* Begin SUPPLIED MATERIAL *

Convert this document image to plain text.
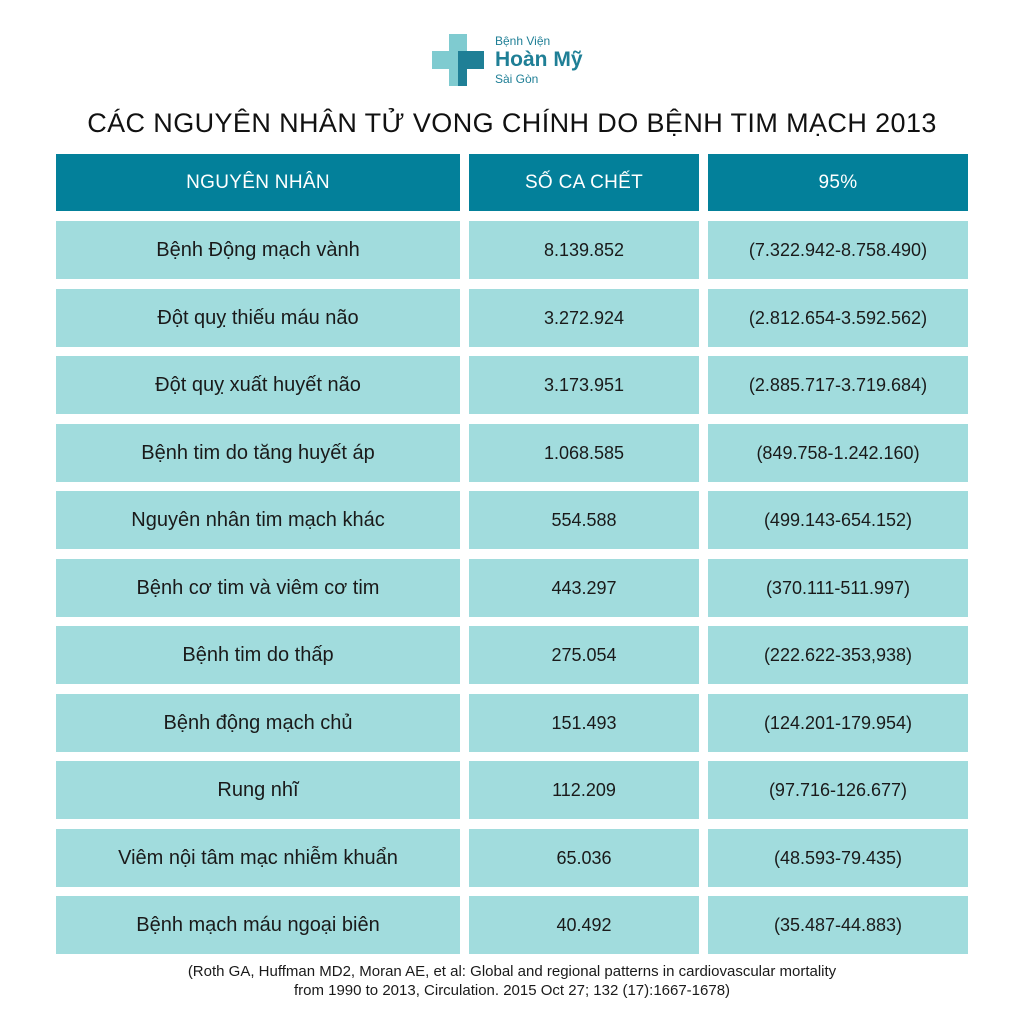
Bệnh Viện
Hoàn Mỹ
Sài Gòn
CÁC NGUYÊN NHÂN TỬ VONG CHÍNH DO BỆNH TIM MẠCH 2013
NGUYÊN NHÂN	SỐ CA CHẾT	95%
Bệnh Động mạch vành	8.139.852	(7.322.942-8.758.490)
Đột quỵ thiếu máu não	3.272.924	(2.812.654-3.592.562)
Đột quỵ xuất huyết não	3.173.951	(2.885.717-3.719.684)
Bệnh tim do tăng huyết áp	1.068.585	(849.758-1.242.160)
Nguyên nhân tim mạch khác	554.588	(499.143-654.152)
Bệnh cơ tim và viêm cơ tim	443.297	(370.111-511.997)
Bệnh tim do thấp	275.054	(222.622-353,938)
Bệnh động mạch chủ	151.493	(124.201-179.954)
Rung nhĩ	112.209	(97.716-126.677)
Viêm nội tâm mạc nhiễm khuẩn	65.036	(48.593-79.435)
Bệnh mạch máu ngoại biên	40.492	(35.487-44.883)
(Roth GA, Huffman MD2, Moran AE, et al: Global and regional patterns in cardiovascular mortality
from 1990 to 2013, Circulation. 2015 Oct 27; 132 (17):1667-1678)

* End SUPPLIED MATERIAL *
* Begin SUPPLIED MATERIAL *

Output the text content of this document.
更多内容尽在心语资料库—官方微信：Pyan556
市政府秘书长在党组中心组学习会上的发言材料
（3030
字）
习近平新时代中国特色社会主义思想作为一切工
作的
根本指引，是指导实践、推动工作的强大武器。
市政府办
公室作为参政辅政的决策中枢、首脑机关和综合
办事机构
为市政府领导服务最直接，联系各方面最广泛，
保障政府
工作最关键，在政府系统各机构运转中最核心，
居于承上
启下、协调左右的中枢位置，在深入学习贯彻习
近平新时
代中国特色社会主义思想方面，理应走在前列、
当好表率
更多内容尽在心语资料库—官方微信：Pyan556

* End SUPPLIED MATERIAL *
* Begin SUPPLIED MATERIAL *

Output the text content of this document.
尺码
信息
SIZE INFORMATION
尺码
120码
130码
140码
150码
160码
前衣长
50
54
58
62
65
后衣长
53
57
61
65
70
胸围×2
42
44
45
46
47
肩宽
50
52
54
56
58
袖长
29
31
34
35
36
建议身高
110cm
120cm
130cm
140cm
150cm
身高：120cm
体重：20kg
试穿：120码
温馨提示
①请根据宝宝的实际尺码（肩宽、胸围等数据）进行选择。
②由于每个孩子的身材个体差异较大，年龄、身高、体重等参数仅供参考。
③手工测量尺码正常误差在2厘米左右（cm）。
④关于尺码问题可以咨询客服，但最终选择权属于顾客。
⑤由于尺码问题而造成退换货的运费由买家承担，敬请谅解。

* End SUPPLIED MATERIAL *

--- EXERCISE AIM ---
From the listing above, pick out each line where the word "huyết" appears.

--- SOLUTION FOR THIS TASK ---
Đột quỵ xuất huyết não	3.173.951	(2.885.717-3.719.684)
Bệnh tim do tăng huyết áp	1.068.585	(849.758-1.242.160)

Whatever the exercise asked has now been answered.